_PROBLEM DESCRIPTION_
Copy out all lines where "rahatınıza" appears.

_INFORMATION GIVEN_
- - - - -

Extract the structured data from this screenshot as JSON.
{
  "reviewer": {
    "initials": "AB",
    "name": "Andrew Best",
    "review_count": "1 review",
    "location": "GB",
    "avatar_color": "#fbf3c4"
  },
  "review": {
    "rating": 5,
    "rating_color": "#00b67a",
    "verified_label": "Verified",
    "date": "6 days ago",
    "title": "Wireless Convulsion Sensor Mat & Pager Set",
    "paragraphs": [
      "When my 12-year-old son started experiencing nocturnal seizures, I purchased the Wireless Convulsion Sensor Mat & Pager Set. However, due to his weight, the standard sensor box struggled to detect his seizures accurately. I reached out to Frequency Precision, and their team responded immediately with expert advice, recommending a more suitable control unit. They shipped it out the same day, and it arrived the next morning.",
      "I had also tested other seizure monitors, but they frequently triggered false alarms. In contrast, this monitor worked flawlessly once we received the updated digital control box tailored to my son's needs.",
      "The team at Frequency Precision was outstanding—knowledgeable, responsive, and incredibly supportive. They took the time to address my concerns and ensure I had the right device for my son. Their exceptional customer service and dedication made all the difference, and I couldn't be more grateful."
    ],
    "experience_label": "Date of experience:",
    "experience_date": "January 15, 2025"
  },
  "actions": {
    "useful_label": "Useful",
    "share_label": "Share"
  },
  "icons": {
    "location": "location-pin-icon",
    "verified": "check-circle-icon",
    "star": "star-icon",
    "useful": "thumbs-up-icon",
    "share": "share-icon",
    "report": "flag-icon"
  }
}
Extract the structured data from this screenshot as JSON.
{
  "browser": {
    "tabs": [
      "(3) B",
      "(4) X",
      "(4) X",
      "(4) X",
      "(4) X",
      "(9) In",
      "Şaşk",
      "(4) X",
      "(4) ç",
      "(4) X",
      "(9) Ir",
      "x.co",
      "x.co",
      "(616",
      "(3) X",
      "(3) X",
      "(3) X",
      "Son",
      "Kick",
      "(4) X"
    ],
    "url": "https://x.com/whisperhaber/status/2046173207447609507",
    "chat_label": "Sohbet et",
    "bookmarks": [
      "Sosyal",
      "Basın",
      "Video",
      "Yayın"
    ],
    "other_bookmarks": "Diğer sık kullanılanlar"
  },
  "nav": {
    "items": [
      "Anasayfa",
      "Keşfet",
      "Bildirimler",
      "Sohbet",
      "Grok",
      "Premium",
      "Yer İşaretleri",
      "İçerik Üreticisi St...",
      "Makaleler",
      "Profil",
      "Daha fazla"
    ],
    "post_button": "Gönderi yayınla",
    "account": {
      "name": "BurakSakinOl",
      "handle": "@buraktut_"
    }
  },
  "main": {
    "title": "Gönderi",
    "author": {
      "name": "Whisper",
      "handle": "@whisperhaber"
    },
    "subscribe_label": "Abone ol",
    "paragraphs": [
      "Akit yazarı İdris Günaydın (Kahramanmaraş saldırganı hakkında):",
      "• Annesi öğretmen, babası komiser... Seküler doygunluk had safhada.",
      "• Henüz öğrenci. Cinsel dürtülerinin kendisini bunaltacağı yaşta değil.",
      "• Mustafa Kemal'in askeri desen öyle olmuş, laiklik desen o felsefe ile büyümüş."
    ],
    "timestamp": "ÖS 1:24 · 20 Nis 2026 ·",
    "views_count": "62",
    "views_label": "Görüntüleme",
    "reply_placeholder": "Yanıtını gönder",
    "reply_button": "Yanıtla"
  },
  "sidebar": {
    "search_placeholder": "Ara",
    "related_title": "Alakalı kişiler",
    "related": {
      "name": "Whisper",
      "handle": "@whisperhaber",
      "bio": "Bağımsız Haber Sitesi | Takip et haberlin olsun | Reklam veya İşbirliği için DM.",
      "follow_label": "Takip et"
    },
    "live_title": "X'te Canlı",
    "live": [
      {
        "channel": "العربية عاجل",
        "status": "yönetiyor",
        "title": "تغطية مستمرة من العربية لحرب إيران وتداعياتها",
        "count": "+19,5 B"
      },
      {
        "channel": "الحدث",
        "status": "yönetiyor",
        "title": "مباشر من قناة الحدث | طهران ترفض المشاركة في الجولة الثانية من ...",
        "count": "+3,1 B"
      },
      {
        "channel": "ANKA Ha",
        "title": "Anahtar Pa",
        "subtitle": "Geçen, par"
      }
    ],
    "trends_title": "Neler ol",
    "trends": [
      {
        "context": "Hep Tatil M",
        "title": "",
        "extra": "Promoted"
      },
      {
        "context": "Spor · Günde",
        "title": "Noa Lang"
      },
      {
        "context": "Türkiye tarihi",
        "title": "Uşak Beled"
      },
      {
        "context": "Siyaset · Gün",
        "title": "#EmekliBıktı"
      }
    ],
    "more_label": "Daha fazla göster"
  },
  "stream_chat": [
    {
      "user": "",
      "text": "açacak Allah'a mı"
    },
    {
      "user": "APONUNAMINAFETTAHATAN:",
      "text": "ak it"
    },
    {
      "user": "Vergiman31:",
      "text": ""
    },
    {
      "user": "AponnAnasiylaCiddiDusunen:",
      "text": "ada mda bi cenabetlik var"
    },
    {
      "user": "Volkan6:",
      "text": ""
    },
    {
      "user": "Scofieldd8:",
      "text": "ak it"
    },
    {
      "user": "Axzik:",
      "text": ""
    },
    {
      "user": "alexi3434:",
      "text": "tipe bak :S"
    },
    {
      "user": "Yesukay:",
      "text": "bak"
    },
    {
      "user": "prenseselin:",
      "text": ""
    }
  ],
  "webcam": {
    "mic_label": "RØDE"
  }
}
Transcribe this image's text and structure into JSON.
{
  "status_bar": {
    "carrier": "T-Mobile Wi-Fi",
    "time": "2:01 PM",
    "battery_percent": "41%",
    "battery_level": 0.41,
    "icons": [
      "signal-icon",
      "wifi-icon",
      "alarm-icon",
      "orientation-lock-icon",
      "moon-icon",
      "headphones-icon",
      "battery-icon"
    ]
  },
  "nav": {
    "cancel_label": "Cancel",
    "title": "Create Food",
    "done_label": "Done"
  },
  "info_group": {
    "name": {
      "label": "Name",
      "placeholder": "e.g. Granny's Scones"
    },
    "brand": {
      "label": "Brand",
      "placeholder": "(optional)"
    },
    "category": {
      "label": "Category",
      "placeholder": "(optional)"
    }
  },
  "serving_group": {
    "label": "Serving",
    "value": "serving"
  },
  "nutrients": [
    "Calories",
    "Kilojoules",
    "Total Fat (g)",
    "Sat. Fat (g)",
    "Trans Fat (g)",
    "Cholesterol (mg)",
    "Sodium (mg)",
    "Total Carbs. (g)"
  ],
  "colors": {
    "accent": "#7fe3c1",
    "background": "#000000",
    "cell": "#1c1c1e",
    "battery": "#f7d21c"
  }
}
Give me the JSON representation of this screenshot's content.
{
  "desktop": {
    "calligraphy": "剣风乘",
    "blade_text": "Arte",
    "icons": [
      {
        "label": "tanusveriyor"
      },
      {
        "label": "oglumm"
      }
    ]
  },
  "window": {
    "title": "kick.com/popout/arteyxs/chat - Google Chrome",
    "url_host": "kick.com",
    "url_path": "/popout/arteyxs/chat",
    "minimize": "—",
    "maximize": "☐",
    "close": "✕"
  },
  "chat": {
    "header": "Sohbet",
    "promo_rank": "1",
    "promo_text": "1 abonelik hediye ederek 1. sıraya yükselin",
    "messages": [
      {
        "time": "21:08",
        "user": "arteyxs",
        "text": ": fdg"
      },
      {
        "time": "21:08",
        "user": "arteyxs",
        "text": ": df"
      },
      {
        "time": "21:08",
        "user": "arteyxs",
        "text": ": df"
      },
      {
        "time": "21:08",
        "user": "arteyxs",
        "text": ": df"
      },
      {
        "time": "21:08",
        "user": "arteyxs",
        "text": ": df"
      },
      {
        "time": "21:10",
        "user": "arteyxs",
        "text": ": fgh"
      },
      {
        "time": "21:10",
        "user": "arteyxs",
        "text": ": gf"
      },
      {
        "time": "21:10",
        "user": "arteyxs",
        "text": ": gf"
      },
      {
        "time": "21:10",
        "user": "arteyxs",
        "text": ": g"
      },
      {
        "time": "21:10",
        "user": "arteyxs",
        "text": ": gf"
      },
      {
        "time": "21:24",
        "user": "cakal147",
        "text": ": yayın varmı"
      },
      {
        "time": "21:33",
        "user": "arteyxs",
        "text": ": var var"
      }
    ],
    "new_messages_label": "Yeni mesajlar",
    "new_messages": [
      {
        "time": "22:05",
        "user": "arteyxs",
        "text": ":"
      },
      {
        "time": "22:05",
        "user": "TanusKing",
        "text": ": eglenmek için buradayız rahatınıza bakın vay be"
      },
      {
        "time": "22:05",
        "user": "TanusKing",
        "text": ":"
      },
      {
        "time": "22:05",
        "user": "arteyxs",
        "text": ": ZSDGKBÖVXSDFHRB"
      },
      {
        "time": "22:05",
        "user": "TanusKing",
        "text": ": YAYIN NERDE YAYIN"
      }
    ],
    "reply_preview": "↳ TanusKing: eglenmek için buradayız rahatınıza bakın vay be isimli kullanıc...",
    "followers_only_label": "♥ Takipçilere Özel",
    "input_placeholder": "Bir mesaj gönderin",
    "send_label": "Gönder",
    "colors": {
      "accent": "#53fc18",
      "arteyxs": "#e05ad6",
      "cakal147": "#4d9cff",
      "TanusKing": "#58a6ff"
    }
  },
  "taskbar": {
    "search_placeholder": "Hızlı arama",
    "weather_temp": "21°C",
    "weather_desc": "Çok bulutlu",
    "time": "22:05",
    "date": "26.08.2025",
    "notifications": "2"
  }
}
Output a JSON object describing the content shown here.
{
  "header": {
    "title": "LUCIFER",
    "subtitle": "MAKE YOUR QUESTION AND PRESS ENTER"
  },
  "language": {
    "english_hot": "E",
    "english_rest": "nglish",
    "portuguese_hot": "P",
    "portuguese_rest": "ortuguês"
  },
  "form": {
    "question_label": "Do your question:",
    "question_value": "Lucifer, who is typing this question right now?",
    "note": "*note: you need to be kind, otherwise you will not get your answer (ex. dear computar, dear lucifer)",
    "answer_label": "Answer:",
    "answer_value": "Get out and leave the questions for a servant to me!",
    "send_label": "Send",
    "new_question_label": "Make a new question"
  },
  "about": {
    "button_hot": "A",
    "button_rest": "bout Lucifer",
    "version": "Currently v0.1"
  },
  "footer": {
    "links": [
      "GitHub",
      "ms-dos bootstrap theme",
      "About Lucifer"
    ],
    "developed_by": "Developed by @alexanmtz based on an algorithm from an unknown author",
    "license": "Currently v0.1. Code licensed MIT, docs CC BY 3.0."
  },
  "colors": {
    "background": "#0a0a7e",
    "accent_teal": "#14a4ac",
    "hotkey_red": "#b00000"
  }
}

- - - - -

_RESULT FOR THIS EXERCISE_
        "text": ": eglenmek için buradayız rahatınıza bakın vay be"
    "reply_preview": "↳ TanusKing: eglenmek için buradayız rahatınıza bakın vay be isimli kullanıc...",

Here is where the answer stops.